Tally up the lines that include "name" and state that number by itself.

----------------------------------------

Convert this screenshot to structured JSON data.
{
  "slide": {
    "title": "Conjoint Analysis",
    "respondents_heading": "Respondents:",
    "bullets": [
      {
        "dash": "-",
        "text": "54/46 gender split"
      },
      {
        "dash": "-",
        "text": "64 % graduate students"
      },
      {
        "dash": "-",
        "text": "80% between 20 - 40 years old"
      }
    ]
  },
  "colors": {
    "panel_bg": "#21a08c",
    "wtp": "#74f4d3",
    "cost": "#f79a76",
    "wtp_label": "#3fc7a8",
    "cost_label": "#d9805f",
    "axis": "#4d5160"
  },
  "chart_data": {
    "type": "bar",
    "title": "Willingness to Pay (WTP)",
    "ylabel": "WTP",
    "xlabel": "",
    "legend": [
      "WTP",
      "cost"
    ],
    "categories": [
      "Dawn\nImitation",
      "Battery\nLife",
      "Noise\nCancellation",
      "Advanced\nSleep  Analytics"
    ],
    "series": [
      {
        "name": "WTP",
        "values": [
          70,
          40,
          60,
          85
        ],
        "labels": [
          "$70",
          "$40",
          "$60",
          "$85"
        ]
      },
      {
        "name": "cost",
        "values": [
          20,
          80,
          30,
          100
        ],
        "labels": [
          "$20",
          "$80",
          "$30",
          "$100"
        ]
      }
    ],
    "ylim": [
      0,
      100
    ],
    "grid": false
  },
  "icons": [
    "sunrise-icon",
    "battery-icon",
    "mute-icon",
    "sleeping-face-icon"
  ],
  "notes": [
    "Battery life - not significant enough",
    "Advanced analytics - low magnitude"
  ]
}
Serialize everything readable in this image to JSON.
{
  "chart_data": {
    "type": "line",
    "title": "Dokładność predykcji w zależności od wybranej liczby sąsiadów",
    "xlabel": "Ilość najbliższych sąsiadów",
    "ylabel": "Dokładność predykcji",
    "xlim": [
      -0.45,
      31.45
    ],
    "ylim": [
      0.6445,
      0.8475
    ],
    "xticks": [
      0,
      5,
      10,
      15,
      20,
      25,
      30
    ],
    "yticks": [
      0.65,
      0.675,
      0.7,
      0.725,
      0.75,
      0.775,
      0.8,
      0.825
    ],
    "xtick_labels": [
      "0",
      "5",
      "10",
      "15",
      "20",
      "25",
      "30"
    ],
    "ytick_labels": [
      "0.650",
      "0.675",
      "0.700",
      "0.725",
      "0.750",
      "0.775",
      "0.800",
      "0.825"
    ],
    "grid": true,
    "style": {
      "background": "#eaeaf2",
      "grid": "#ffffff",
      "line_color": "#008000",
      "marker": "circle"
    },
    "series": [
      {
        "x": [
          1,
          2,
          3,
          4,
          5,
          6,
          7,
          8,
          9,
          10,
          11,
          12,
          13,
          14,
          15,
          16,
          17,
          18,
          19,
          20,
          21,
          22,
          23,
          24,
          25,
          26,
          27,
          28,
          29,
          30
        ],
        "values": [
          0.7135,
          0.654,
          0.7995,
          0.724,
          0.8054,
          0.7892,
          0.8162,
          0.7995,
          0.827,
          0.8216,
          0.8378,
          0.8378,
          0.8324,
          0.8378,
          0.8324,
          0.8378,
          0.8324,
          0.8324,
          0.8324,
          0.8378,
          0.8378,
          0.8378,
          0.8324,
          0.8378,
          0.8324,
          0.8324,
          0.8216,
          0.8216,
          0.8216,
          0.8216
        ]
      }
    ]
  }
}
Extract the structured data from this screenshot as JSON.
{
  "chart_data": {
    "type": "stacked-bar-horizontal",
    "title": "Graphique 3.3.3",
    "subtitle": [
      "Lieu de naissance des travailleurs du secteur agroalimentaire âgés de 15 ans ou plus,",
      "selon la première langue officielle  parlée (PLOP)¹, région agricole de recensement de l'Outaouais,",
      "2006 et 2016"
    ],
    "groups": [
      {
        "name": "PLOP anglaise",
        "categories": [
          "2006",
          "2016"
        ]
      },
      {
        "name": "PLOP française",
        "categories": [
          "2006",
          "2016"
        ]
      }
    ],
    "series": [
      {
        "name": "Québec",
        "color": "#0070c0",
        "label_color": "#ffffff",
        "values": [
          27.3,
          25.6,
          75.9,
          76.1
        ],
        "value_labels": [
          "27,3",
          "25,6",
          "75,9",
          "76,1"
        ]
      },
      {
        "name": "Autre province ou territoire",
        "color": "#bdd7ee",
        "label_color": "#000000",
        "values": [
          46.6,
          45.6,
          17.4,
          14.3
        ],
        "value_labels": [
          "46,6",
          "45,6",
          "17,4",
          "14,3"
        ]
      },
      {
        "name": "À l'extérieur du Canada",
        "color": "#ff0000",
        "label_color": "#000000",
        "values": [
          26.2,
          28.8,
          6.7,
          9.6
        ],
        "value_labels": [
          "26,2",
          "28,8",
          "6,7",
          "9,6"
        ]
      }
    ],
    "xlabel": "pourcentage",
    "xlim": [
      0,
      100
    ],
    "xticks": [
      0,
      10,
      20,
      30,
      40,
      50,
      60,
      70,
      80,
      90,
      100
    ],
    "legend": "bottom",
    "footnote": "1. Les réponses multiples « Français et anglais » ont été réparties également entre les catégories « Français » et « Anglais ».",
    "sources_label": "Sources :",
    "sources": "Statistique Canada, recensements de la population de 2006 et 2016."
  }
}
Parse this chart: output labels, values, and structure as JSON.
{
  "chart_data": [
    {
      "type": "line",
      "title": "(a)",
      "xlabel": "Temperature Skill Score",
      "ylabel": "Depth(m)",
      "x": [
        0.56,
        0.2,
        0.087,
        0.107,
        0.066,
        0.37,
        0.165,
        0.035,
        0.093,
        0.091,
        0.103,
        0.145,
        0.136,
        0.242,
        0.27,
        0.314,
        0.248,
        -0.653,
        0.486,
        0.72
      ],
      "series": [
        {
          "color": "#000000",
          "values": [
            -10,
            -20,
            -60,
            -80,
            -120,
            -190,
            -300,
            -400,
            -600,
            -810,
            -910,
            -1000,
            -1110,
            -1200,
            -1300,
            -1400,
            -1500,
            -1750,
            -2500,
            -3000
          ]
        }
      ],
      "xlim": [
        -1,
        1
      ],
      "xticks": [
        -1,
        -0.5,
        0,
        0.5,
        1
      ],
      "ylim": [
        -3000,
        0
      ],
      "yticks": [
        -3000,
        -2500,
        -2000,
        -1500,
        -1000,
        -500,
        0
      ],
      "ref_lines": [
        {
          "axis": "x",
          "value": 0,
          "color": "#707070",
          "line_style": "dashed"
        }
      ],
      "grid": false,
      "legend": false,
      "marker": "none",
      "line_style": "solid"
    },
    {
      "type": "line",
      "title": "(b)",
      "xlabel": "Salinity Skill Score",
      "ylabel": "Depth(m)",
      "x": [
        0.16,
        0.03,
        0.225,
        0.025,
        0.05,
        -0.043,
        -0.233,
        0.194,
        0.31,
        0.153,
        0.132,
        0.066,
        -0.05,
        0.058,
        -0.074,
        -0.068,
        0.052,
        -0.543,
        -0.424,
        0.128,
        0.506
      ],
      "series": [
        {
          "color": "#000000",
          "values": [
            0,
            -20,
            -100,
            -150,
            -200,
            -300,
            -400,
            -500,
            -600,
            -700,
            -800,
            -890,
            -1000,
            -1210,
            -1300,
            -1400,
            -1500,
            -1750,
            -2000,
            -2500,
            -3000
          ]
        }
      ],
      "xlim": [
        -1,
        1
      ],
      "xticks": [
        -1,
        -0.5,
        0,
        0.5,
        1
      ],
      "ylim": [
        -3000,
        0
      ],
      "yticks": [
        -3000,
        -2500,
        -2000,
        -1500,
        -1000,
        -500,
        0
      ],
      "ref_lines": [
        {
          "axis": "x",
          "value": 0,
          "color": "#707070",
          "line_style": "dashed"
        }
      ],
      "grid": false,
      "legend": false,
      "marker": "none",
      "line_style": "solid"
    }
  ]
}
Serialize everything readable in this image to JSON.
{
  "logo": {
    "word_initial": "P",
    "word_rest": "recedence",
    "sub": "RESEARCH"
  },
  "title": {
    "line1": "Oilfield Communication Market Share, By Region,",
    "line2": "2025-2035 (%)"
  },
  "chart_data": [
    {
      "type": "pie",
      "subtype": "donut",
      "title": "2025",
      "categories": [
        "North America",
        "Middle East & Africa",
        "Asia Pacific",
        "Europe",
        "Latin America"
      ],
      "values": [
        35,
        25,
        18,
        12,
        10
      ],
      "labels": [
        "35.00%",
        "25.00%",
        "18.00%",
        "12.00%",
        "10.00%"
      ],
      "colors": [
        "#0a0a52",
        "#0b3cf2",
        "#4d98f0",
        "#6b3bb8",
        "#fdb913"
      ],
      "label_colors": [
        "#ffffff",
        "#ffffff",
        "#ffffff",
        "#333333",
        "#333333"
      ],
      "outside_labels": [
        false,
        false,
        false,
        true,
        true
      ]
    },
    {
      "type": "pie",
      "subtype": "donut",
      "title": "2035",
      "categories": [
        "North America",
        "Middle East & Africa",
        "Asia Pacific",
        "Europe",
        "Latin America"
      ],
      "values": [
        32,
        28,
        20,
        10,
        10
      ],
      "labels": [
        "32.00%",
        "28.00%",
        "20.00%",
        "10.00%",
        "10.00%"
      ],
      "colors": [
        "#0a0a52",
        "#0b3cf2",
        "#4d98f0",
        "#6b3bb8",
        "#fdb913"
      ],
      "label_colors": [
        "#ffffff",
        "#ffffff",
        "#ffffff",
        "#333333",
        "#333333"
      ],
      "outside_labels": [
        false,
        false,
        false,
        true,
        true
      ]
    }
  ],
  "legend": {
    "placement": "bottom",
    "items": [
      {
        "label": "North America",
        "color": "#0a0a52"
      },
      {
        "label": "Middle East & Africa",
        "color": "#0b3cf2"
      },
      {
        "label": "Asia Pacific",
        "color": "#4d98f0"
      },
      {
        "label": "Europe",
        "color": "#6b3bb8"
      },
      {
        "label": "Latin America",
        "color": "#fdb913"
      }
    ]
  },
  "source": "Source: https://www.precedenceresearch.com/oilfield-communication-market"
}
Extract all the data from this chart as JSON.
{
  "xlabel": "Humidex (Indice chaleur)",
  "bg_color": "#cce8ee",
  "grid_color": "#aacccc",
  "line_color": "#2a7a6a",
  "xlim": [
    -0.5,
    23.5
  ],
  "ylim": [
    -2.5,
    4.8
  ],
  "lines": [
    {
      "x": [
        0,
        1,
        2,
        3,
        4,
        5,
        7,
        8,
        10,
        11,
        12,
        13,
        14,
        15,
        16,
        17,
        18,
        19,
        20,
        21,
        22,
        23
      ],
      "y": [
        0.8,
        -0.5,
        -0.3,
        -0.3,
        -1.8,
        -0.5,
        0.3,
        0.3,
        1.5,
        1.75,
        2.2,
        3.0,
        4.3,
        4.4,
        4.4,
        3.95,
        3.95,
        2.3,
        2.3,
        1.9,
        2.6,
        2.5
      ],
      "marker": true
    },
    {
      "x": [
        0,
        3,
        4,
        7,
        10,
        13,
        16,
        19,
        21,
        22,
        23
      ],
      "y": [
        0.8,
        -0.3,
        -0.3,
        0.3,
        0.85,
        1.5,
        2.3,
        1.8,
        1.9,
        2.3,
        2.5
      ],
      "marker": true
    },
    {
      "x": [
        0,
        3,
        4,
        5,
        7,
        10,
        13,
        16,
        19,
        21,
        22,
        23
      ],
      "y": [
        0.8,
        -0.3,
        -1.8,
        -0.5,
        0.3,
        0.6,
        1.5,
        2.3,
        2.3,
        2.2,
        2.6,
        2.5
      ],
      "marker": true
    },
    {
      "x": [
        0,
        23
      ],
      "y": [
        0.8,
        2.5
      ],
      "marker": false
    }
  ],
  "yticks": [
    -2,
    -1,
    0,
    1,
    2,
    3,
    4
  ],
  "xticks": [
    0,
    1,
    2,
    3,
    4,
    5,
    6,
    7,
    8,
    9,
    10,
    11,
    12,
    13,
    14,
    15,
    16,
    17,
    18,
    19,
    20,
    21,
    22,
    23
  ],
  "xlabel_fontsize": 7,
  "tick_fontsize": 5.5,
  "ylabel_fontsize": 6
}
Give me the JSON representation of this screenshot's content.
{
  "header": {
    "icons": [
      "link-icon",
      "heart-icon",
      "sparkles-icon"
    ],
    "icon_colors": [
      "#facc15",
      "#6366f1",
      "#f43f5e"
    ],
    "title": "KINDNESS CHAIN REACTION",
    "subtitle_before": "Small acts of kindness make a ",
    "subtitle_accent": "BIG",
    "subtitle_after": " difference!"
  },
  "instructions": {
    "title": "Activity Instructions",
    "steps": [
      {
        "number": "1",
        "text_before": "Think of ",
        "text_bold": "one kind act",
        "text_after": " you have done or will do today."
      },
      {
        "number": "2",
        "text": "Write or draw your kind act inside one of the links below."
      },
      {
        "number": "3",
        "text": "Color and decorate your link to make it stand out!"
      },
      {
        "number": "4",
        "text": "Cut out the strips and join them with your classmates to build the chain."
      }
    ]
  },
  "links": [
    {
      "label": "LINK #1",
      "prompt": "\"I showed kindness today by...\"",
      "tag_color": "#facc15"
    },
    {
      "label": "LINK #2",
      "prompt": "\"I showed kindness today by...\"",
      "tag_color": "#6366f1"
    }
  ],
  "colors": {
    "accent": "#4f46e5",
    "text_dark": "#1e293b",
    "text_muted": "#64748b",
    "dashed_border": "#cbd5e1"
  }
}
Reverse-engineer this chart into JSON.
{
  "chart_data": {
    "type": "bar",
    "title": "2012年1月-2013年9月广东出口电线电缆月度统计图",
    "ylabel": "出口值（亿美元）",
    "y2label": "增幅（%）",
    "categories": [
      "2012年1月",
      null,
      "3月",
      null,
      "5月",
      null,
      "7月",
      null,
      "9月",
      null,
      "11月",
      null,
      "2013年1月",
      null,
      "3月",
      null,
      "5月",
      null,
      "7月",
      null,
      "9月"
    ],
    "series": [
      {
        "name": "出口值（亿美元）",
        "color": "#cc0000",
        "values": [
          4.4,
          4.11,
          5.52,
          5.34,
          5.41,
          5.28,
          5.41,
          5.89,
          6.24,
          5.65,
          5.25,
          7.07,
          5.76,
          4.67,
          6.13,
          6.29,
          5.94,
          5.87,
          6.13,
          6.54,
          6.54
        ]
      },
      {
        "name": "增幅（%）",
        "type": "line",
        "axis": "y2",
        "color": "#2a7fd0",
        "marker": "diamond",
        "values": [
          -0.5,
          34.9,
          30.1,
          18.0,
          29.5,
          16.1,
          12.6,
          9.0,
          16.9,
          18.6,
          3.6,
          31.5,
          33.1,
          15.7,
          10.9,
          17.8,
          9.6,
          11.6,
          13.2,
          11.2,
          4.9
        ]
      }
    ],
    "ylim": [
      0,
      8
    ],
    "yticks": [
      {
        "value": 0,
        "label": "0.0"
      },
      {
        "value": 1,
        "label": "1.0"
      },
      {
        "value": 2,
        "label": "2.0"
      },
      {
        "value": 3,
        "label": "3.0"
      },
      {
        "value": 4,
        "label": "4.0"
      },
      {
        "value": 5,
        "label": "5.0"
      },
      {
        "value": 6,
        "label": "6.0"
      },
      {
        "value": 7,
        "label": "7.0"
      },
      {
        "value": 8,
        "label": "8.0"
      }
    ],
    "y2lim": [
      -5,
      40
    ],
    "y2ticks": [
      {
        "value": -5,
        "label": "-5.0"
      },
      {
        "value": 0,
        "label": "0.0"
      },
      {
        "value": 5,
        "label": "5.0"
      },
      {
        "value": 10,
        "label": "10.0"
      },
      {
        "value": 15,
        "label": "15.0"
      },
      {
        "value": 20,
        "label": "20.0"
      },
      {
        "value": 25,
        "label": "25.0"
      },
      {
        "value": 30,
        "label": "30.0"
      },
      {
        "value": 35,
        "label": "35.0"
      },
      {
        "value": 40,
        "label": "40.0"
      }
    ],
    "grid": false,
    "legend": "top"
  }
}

----------------------------------------

**EXERCISE RESULT:**
9